- _Exercise details_
The exercise asks you to copy every line below in which "xương" appears.

[START OF Input for this task]

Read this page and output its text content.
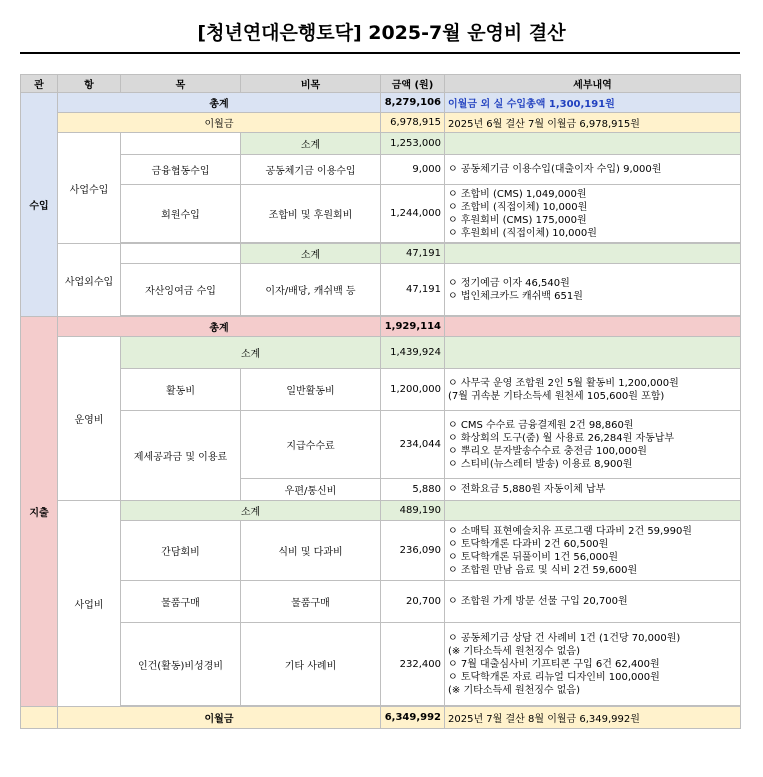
[청년연대은행토닥] 2025-7월 운영비 결산
관	항	목	비목	금액 (원)	세부내역
수입	총계			8,279,106	이월금 외 실 수입총액 1,300,191원
	이월금			6,978,915	2025년 6월 결산 7월 이월금 6,978,915원
	사업수입		소계	1,253,000	
		금융협동수입	공동체기금 이용수입	9,000	ㅇ 공동체기금 이용수입(대출이자 수입) 9,000원

		회원수입	조합비 및 후원회비	1,244,000	ㅇ 조합비 (CMS) 1,049,000원
ㅇ 조합비 (직접이체) 10,000원
ㅇ 후원회비 (CMS) 175,000원
ㅇ 후원회비 (직접이체) 10,000원

	사업외수입		소계	47,191	
		자산잉여금 수입	이자/배당, 캐쉬백 등	47,191	ㅇ 정기예금 이자 46,540원
ㅇ 법인체크카드 캐쉬백 651원

지출	총계			1,929,114	
	운영비	소계		1,439,924	
		활동비	일반활동비	1,200,000	ㅇ 사무국 운영 조합원 2인 5월 활동비 1,200,000원
(7월 귀속분 기타소득세 원천세 105,600원 포함)

		제세공과금 및 이용료	지급수수료	234,044	ㅇ CMS 수수료 금융결제원 2건 98,860원
ㅇ 화상회의 도구(줌) 월 사용료 26,284원 자동납부
ㅇ 뿌리오 문자발송수수료 충전금 100,000원
ㅇ 스티비(뉴스레터 발송) 이용료 8,900원

			우편/통신비	5,880	ㅇ 전화요금 5,880원 자동이체 납부

	사업비	소계		489,190	
		간담회비	식비 및 다과비	236,090	ㅇ 소매틱 표현예술치유 프로그램 다과비 2건 59,990원
ㅇ 토닥학개론 다과비 2건 60,500원
ㅇ 토닥학개론 뒤풀이비 1건 56,000원
ㅇ 조합원 만남 음료 및 식비 2건 59,600원

		물품구매	물품구매	20,700	ㅇ 조합원 가게 방문 선물 구입 20,700원

		인건(활동)비성경비	기타 사례비	232,400	ㅇ 공동체기금 상담 건 사례비 1건 (1건당 70,000원)
(※ 기타소득세 원천징수 없음)
ㅇ 7월 대출심사비 기프티콘 구입 6건 62,400원
ㅇ 토닥학개론 자료 리뉴얼 디자인비 100,000원
(※ 기타소득세 원천징수 없음)

	이월금			6,349,992	2025년 7월 결산 8월 이월금 6,349,992원
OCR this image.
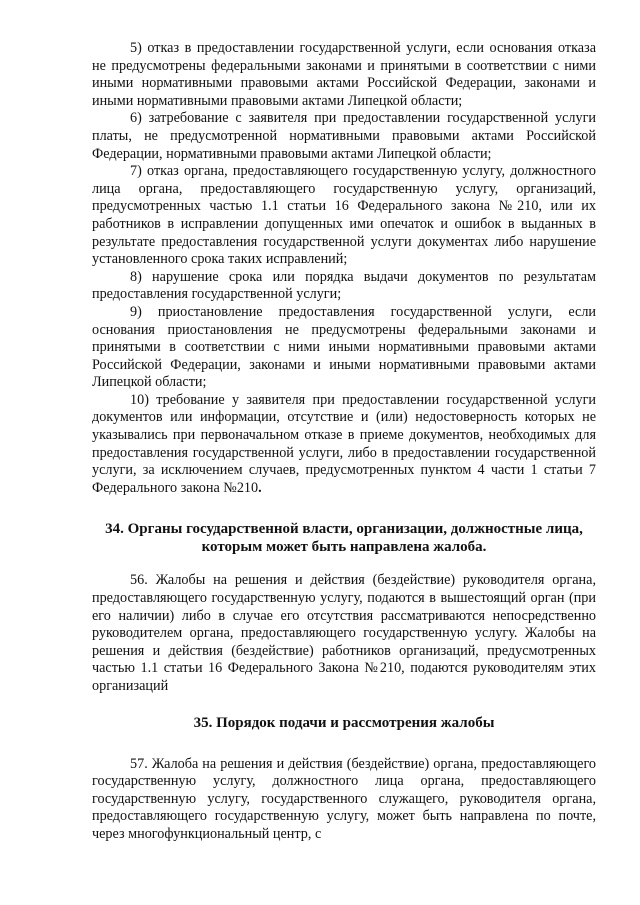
5) отказ в предоставлении государственной услуги, если основания отказа не предусмотрены федеральными законами и принятыми в соответствии с ними иными нормативными правовыми актами Российской Федерации, законами и иными нормативными правовыми актами Липецкой области;

6) затребование с заявителя при предоставлении государственной услуги платы, не предусмотренной нормативными правовыми актами Российской Федерации, нормативными правовыми актами Липецкой области;

7) отказ органа, предоставляющего государственную услугу, должностного лица органа, предоставляющего государственную услугу, организаций, предусмотренных частью 1.1 статьи 16 Федерального закона №210, или их работников в исправлении допущенных ими опечаток и ошибок в выданных в результате предоставления государственной услуги документах либо нарушение установленного срока таких исправлений;

8) нарушение срока или порядка выдачи документов по результатам предоставления государственной услуги;

9) приостановление предоставления государственной услуги, если основания приостановления не предусмотрены федеральными законами и принятыми в соответствии с ними иными нормативными правовыми актами Российской Федерации, законами и иными нормативными правовыми актами Липецкой области;

10) требование у заявителя при предоставлении государственной услуги документов или информации, отсутствие и (или) недостоверность которых не указывались при первоначальном отказе в приеме документов, необходимых для предоставления государственной услуги, либо в предоставлении государственной услуги, за исключением случаев, предусмотренных пунктом 4 части 1 статьи 7 Федерального закона №210.

34. Органы государственной власти, организации, должностные лица,
которым может быть направлена жалоба.

56. Жалобы на решения и действия (бездействие) руководителя органа, предоставляющего государственную услугу, подаются в вышестоящий орган (при его наличии) либо в случае его отсутствия рассматриваются непосредственно руководителем органа, предоставляющего государственную услугу. Жалобы на решения и действия (бездействие) работников организаций, предусмотренных частью 1.1 статьи 16 Федерального Закона №210, подаются руководителям этих организаций

35. Порядок подачи и рассмотрения жалобы

57. Жалоба на решения и действия (бездействие) органа, предоставляющего государственную услугу, должностного лица органа, предоставляющего государственную услугу, государственного служащего, руководителя органа, предоставляющего государственную услугу, может быть направлена по почте, через многофункциональный центр, с
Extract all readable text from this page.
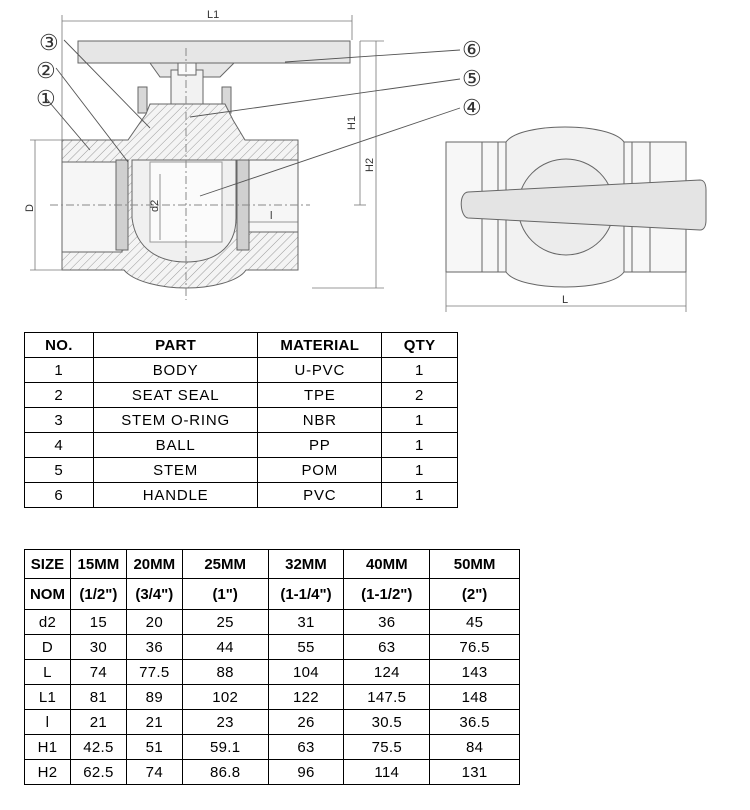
L1
H1
H2
D	d2
l
③
②
①
⑥
⑤
④
L
NO.	PART	MATERIAL	QTY
1	BODY	U-PVC	1
2	SEAT SEAL	TPE	2
3	STEM O-RING	NBR	1
4	BALL	PP	1
5	STEM	POM	1
6	HANDLE	PVC	1
SIZE	15MM	20MM	25MM	32MM	40MM	50MM
NOM	(1/2")	(3/4")	(1")	(1-1/4")	(1-1/2")	(2")
d2	15	20	25	31	36	45
D	30	36	44	55	63	76.5
L	74	77.5	88	104	124	143
L1	81	89	102	122	147.5	148
l	21	21	23	26	30.5	36.5
H1	42.5	51	59.1	63	75.5	84
H2	62.5	74	86.8	96	114	131
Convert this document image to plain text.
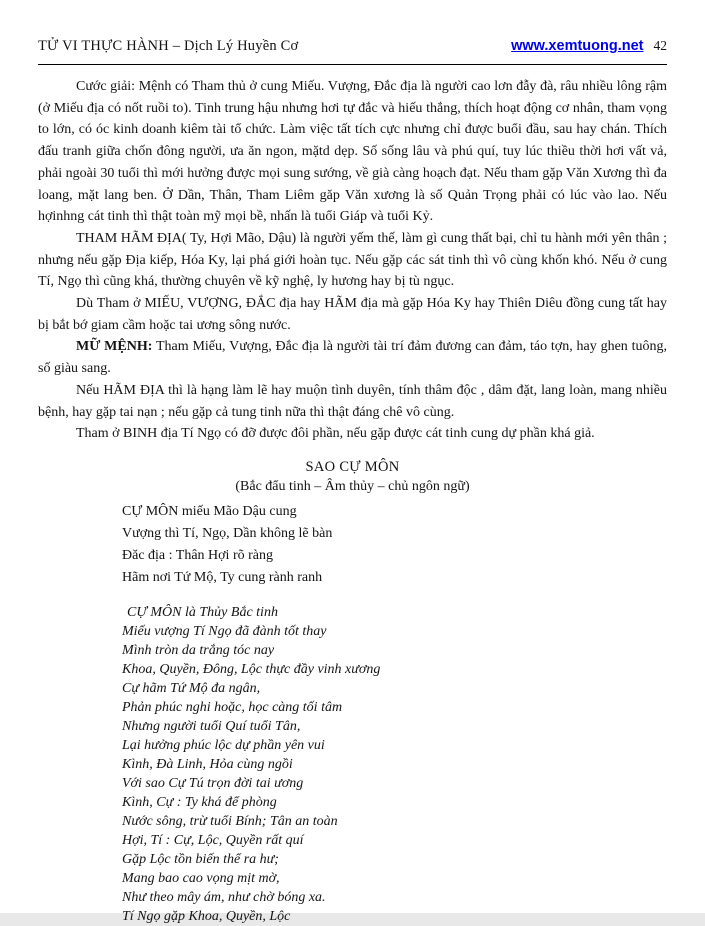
TỬ VI THỰC HÀNH – Dịch Lý Huyền Cơ	www.xemtuong.net 42

Cước giải: Mệnh có Tham thủ ở cung Miếu. Vượng, Đắc địa là người cao lơn đẫy đà, râu nhiều lông rậm (ở Miếu địa có nốt ruồi to). Tinh trung hậu nhưng hơi tự đắc và hiếu thắng, thích hoạt động cơ nhân, tham vọng to lớn, có óc kinh doanh kiêm tài tổ chức. Làm việc tất tích cực nhưng chỉ được buổi đầu, sau hay chán. Thích đấu tranh giữa chốn đông người, ưa ăn ngon, mặtd dẹp. Số sống lâu và phú quí, tuy lúc thiều thời hơi vất vả, phải ngoài 30 tuổi thì mới hưởng được mọi sung sướng, về già càng hoạch đạt. Nếu tham gặp Văn Xương thì đa loang, mặt lang ben. Ở Dần, Thân, Tham Liêm găp Văn xương là số Quản Trọng phải có lúc vào lao. Nếu hợinhng cát tinh thì thật toàn mỹ mọi bề, nhấn là tuổi Giáp và tuổi Kỷ.

THAM HÃM ĐỊA( Ty, Hợi Mão, Dậu) là người yếm thế, làm gì cung thất bại, chỉ tu hành mới yên thân ; nhưng nếu gặp Địa kiếp, Hóa Ky, lại phá giới hoàn tục. Nếu gặp các sát tinh thì vô cùng khốn khó. Nếu ở cung Tí, Ngọ thì cũng khá, thường chuyên về kỹ nghệ, ly hương hay bị tù ngục.

Dù Tham ở MIẾU, VƯỢNG, ĐẮC địa hay HÃM địa mà gặp Hóa Ky hay Thiên Diêu đồng cung tất hay bị bắt bớ giam cầm hoặc tai ương sông nước.

MỮ MỆNH: Tham Miếu, Vượng, Đắc địa là người tài trí đảm đương can đảm, táo tợn, hay ghen tuông, số giàu sang.

Nếu HÃM ĐỊA thì là hạng làm lẽ hay muộn tình duyên, tính thâm độc , dâm đặt, lang loàn, mang nhiều bệnh, hay gặp tai nạn ; nếu gặp cả tung tinh nữa thì thật đáng chê vô cùng.

Tham ở BINH địa Tí Ngọ có đỡ được đôi phần, nếu gặp được cát tinh cung dự phần khá giả.

SAO CỰ MÔN
(Bắc đẩu tinh – Âm thủy – chủ ngôn ngữ)
CỰ MÔN miếu Mão Dậu cung
Vượng thì Tí, Ngọ, Dần không lẽ bàn
Đăc địa : Thân Hợi rõ ràng
Hãm nơi Tứ Mộ, Ty cung rành ranh
CỰ MÔN là Thủy Bắc tinh
Miếu vượng Tí Ngọ đã đành tốt thay
Mình tròn da trắng tóc nay
Khoa, Quyền, Đông, Lộc thực đầy vinh xương
Cự hãm Tứ Mộ đa ngân,
Phản phúc nghi hoặc, học càng tối tâm
Nhưng người tuổi Quí tuổi Tân,
Lại hưởng phúc lộc dự phần yên vui
Kình, Đà Linh, Hỏa cùng ngồi
Với sao Cự Tú trọn đời tai ương
Kình, Cự : Ty khá để phòng
Nước sông, trừ tuổi Bính; Tân an toàn
Hợi, Tí : Cự, Lộc, Quyền rất quí
Gặp Lộc tồn biến thể ra hư;
Mang bao cao vọng mịt mờ,
Như theo mây ám, như chờ bóng xa.
Tí Ngọ gặp Khoa, Quyền, Lộc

[END OF Input for this task]

- _Task answer_
Cước giải: Mệnh có Tham thủ ở cung Miếu. Vượng, Đắc địa là người cao lơn đẫy đà, râu nhiều lông rậm (ở Miếu địa có nốt ruồi to). Tinh trung hậu nhưng hơi tự đắc và hiếu thắng, thích hoạt động cơ nhân, tham vọng to lớn, có óc kinh doanh kiêm tài tổ chức. Làm việc tất tích cực nhưng chỉ được buổi đầu, sau hay chán. Thích đấu tranh giữa chốn đông người, ưa ăn ngon, mặtd dẹp. Số sống lâu và phú quí, tuy lúc thiều thời hơi vất vả, phải ngoài 30 tuổi thì mới hưởng được mọi sung sướng, về già càng hoạch đạt. Nếu tham gặp Văn Xương thì đa loang, mặt lang ben. Ở Dần, Thân, Tham Liêm găp Văn xương là số Quản Trọng phải có lúc vào lao. Nếu hợinhng cát tinh thì thật toàn mỹ mọi bề, nhấn là tuổi Giáp và tuổi Kỷ.
Khoa, Quyền, Đông, Lộc thực đầy vinh xương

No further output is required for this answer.